**To do:**
A) In the Borneo piece below, condense the paragraph beginning "Surprise! If you didn't already know" into a short bulleted list that keeps its main facts.
B) From the Borneo piece, output the text between "Exploring the tiny" and "fondly call home.", inclusive, with no changes.

**Extract provided:**
════
The Secrets of Borneo

Exploring the tiny patch of forest next door in my pyjamas and flip flops was one of my favourite pastimes. Telling people that I had the ocean as my front yard and the mountain as my backyard was always fun too. I guess that’s just some of the perks you get for growing up on the island of Borneo. So let me share with you some secrets of the place that I fondly call home.

1. It’s not a country

Surprise! If you didn’t already know, Borneo is not a country. It’s actually composed of three different countries – Malaysia, Indonesia and Brunei. The Malaysian part of Borneo is divided into the two states of Sabah and Sarawak ; the Sultanate of Brunei is located between these two states. Meanwhile, the Indonesian part of Borneo is known as Kalimantan and is divided into the five provinces of Central, East, West, North and South Kalimantan.

Malaysia, Indonesia and Brunei – the three countries that make up Borneo.
════
**Dataset content:**

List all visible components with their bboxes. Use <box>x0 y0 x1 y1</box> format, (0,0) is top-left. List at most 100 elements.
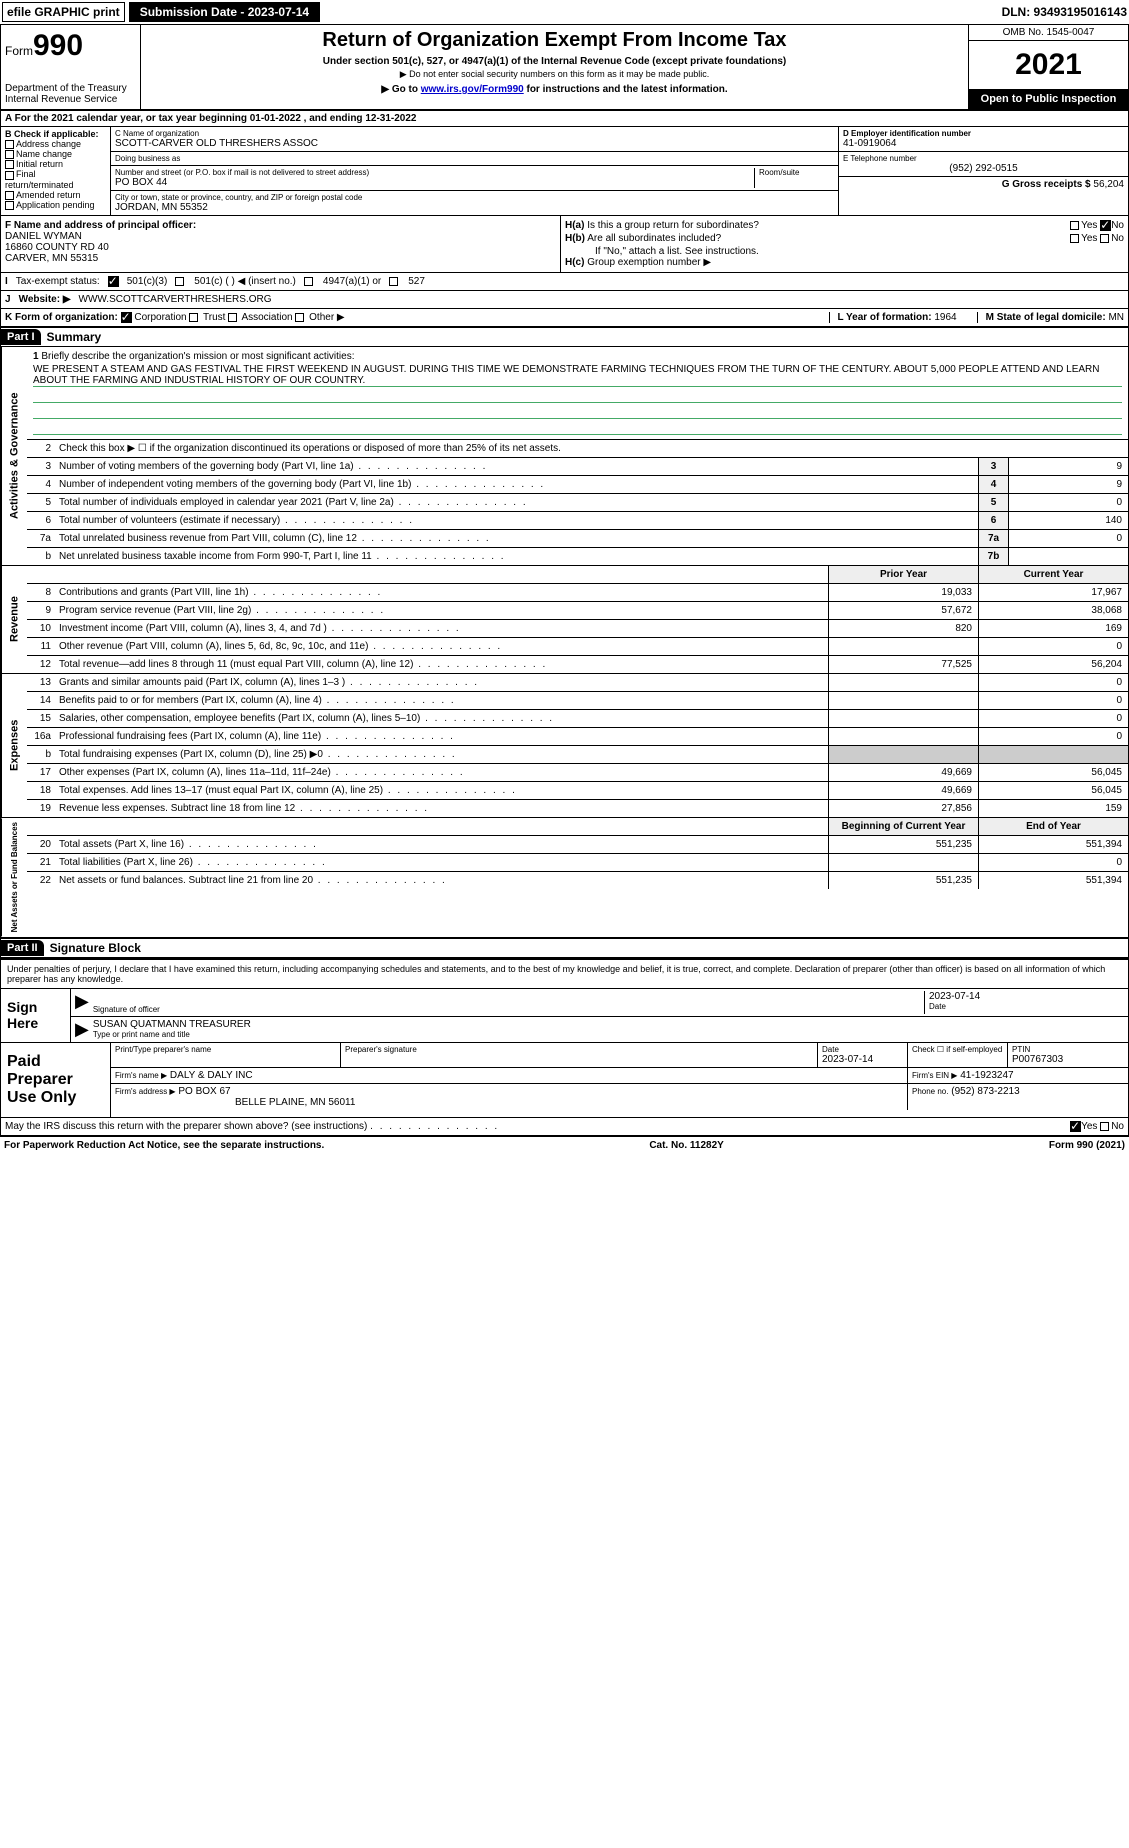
════
**Solution set:**
A)
- Borneo is not a country. It is made up of three countries: Malaysia, Indonesia and Brunei.
- Malaysian Borneo is divided into two states, Sabah and Sarawak.
- The Sultanate of Brunei lies between those two states.
- Indonesian Borneo, known as Kalimantan, is divided into five provinces: Central, East, West, North and South Kalimantan.

B)
Exploring the tiny patch of forest next door in my pyjamas and flip flops was one of my favourite pastimes. Telling people that I had the ocean as my front yard and the mountain as my backyard was always fun too. I guess that’s just some of the perks you get for growing up on the island of Borneo. So let me share with you some secrets of the place that I fondly call home.